(Source passage):
((

Rate Limiting Strategies for APIs
Rate limiting controls request frequency from clients, protecting APIs from abuse, ensuring fair resource allocation, and preventing cascading failures. Different algorithms and implementations offer varying levels of precision, performance, and operational complexity. This guide covers token bucket and sliding window algorithms, Nginx and HAProxy rate limiting, request header analysis, per-client limits, and response header standards.
Table of Contents
- Rate Limiting Overview
- Token Bucket Algorithm
- Sliding Window Algorithm
- Leaky Bucket Algorithm
- Nginx Rate Limiting
- HAProxy Rate Limiting
- Request Header Analysis
- Per-Client Rate Limits
- Rate Limit Response Headers
- Distributed Rate Limiting
- Testing and Monitoring
Rate Limiting Overview
Rate limiting strategies:
- Per-IP: Limit by client IP address
- Per-User: Limit by authenticated user
- Per-API-Key: Limit by API key
- Per-Endpoint: Different limits for different endpoints
- Distributed: Shared state across multiple servers
Common algorithms:
- Token Bucket: Accumulate tokens, consume one per request
- Sliding Window: Count requests in time window
- Leaky Bucket: Queue requests, leak at fixed rate
- Fixed Window: Simple counter per time period
Benefits:
- Prevents API abuse and DDoS attacks
- Ensures fair resource usage
- Protects backend infrastructure
- Improves service stability
Costs:
- Added latency (especially distributed)

))

(Supplied entries):

((

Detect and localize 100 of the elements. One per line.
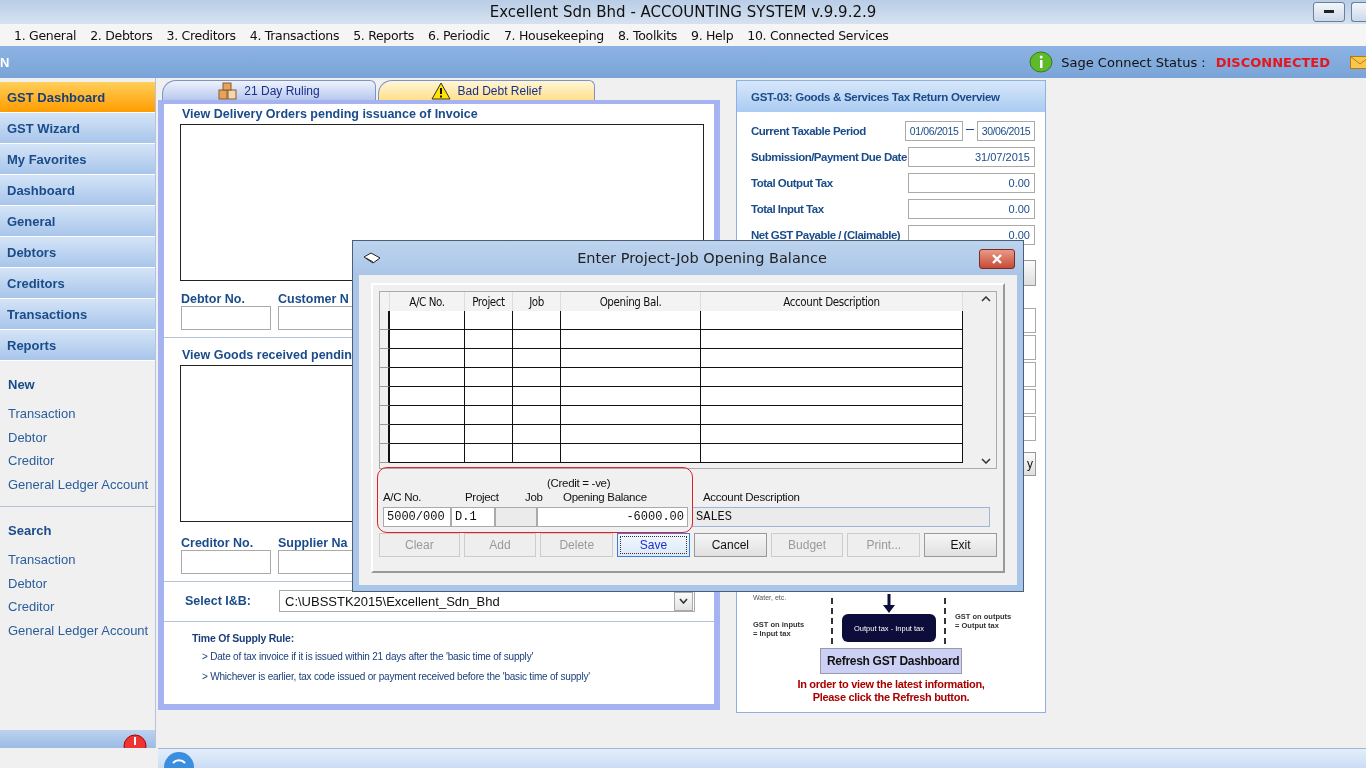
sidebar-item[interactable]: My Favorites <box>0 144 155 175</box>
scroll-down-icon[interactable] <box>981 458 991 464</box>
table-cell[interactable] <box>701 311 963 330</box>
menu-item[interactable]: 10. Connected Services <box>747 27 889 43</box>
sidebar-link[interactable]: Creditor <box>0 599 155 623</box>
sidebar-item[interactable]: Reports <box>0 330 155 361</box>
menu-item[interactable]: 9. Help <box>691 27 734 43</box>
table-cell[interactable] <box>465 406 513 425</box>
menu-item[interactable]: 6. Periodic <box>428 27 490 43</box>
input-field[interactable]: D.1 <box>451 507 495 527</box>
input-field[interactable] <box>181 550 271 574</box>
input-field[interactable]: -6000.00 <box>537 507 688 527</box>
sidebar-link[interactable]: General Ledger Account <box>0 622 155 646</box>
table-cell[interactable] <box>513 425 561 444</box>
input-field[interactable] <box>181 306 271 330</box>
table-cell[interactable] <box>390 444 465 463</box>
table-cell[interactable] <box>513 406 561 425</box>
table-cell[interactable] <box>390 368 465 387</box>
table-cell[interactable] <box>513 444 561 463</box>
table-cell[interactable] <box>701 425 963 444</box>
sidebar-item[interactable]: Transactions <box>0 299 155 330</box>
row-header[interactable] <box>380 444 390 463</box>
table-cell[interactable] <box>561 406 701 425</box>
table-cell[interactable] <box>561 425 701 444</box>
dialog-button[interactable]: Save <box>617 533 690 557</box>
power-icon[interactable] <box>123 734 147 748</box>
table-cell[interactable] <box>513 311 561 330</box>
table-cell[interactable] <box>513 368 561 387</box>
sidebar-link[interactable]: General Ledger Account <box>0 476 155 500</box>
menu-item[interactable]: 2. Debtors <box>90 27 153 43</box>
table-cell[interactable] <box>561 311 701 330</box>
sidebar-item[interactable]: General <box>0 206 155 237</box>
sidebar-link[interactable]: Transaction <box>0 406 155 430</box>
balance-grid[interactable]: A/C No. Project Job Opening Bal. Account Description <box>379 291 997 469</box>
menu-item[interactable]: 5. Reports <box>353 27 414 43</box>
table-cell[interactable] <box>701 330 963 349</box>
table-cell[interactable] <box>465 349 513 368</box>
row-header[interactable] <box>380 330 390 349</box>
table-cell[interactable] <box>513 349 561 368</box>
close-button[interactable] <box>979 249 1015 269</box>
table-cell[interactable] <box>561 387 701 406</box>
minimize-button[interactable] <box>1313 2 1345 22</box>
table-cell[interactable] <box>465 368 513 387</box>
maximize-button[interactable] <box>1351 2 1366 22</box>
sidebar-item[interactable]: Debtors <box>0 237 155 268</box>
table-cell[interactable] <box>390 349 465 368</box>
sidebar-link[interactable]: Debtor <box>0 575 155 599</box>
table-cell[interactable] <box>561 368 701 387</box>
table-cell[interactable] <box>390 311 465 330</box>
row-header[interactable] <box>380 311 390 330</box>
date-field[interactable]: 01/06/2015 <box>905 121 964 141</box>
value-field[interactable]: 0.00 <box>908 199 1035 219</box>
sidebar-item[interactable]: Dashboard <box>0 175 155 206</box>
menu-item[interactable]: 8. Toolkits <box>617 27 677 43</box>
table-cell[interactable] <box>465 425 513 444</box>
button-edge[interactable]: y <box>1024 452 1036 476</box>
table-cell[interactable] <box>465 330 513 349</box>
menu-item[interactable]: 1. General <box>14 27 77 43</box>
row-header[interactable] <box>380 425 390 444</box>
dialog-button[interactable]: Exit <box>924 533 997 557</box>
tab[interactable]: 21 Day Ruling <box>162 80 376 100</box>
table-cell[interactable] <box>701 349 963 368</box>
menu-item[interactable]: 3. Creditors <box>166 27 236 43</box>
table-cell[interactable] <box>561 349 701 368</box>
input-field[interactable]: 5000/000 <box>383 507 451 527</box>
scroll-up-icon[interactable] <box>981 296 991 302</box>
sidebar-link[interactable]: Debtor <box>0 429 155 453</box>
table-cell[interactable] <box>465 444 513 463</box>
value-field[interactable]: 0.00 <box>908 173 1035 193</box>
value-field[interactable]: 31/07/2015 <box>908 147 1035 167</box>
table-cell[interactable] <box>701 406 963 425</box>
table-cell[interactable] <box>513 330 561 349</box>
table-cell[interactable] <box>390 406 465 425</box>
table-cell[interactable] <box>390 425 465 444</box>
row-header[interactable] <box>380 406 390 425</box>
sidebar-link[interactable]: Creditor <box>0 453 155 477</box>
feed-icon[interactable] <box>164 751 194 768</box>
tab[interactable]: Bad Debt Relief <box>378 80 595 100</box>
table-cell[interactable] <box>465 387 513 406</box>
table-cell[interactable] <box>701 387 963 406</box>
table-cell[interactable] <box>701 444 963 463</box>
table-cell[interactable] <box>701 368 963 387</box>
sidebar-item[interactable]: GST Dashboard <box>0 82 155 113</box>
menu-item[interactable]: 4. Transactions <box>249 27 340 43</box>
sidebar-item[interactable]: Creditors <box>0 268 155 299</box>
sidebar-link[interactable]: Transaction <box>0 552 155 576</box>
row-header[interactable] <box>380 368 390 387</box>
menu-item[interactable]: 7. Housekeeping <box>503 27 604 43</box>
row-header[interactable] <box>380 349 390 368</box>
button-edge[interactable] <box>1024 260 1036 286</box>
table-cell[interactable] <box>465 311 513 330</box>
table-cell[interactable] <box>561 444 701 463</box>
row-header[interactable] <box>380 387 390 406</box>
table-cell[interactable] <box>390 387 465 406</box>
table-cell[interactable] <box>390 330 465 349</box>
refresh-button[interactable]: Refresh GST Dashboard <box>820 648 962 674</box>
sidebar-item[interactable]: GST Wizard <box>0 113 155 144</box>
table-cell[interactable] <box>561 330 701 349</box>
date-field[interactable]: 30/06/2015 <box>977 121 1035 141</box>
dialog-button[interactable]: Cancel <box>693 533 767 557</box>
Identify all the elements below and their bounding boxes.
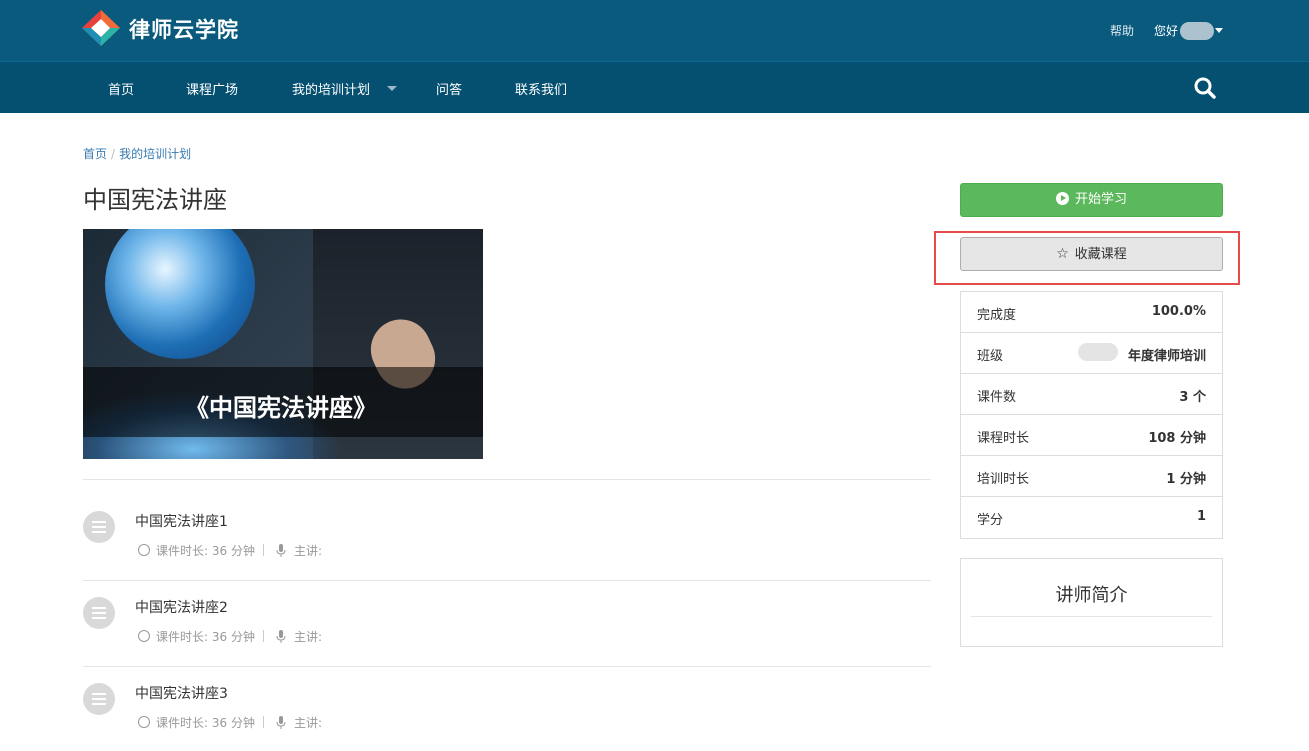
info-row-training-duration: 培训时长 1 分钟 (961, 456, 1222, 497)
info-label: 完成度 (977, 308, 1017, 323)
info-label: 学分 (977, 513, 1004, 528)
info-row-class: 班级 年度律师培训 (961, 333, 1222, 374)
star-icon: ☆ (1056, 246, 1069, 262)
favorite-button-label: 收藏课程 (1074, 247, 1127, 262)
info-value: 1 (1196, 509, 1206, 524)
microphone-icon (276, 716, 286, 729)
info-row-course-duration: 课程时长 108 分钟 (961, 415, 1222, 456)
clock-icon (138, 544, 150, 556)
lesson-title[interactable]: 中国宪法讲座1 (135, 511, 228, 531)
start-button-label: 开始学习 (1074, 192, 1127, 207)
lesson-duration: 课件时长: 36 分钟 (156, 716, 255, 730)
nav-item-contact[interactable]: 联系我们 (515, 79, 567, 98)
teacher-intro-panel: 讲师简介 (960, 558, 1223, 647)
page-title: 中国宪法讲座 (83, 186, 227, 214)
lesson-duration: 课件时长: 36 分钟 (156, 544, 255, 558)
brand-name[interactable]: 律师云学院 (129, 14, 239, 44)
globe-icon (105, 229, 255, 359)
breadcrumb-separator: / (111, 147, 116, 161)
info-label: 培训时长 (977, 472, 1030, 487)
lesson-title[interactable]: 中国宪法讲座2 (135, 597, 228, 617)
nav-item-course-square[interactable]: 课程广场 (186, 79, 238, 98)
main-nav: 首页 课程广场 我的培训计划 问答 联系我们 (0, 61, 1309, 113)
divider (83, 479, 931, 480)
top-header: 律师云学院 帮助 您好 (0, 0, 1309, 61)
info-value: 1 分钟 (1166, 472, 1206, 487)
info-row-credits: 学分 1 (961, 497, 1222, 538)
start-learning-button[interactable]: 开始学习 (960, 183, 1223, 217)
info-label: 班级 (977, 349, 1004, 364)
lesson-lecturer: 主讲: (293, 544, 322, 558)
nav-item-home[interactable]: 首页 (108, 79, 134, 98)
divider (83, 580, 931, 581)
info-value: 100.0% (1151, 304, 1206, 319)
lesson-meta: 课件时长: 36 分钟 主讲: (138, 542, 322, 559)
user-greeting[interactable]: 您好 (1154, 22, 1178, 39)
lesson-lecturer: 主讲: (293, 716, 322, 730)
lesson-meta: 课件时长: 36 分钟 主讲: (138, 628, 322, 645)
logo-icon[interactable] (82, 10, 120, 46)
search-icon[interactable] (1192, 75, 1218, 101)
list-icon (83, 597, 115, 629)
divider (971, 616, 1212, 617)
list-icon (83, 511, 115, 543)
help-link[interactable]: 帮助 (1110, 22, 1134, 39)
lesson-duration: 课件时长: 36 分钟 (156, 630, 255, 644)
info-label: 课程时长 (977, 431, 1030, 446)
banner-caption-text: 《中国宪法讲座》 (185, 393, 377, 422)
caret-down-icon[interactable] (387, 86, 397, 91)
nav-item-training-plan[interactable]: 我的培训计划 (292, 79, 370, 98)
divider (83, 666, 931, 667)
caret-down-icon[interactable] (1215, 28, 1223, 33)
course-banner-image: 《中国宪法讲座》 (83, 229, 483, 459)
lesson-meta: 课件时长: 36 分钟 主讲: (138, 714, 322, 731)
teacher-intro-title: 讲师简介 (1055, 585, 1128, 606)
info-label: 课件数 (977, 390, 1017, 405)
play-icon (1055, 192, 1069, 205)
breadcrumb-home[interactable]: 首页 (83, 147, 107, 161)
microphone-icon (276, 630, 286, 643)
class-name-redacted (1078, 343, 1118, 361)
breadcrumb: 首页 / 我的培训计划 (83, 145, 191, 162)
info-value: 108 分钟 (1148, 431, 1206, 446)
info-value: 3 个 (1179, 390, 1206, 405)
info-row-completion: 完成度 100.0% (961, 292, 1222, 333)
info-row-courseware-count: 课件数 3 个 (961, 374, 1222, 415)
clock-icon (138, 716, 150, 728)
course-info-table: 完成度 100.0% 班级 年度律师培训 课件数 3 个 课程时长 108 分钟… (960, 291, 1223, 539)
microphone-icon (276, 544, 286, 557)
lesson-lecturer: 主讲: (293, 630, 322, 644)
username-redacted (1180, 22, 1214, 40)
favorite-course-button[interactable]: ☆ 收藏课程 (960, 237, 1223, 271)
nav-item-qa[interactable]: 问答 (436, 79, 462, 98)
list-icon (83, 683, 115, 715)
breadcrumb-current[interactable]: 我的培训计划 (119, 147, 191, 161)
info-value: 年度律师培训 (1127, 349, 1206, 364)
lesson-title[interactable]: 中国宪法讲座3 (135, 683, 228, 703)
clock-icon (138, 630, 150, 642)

))

(Work instructions):
1. What does the rate limiting guide say the leaky bucket algorithm does?
2. Format the part of the rows that opens with the line containing "info-row-training-duration: 培训时长 1" and closes with the line containing "globe-icon (105, 229, 255, 359)" as a JSON list of strings, with one string per line, both end lines included and blank lines omitted.
The rate limiting guide and the rows were taken from unrelated sources.

(Solved problems):
1. It queues requests and leaks them at a fixed rate.

2.
[
  "info-row-training-duration: 培训时长 1 分钟 (961, 456, 1222, 497)",
  "info-label: 完成度 (977, 308, 1017, 323)",
  "info-label: 学分 (977, 513, 1004, 528)",
  "info-row-class: 班级 年度律师培训 (961, 333, 1222, 374)",
  "star-icon: ☆ (1056, 246, 1069, 262)",
  "favorite-button-label: 收藏课程 (1074, 247, 1127, 262)",
  "info-value: 1 (1196, 509, 1206, 524)",
  "microphone-icon (276, 716, 286, 729)",
  "info-row-course-duration: 课程时长 108 分钟 (961, 415, 1222, 456)",
  "clock-icon (138, 544, 150, 556)",
  "lesson-title[interactable]: 中国宪法讲座1 (135, 511, 228, 531)",
  "start-button-label: 开始学习 (1074, 192, 1127, 207)",
  "lesson-duration: 课件时长: 36 分钟 (156, 716, 255, 730)",
  "nav-item-contact[interactable]: 联系我们 (515, 79, 567, 98)",
  "teacher-intro-panel: 讲师简介 (960, 558, 1223, 647)",
  "page-title: 中国宪法讲座 (83, 186, 227, 214)",
  "lesson-duration: 课件时长: 36 分钟 (156, 544, 255, 558)",
  "brand-name[interactable]: 律师云学院 (129, 14, 239, 44)",
  "globe-icon (105, 229, 255, 359)"
]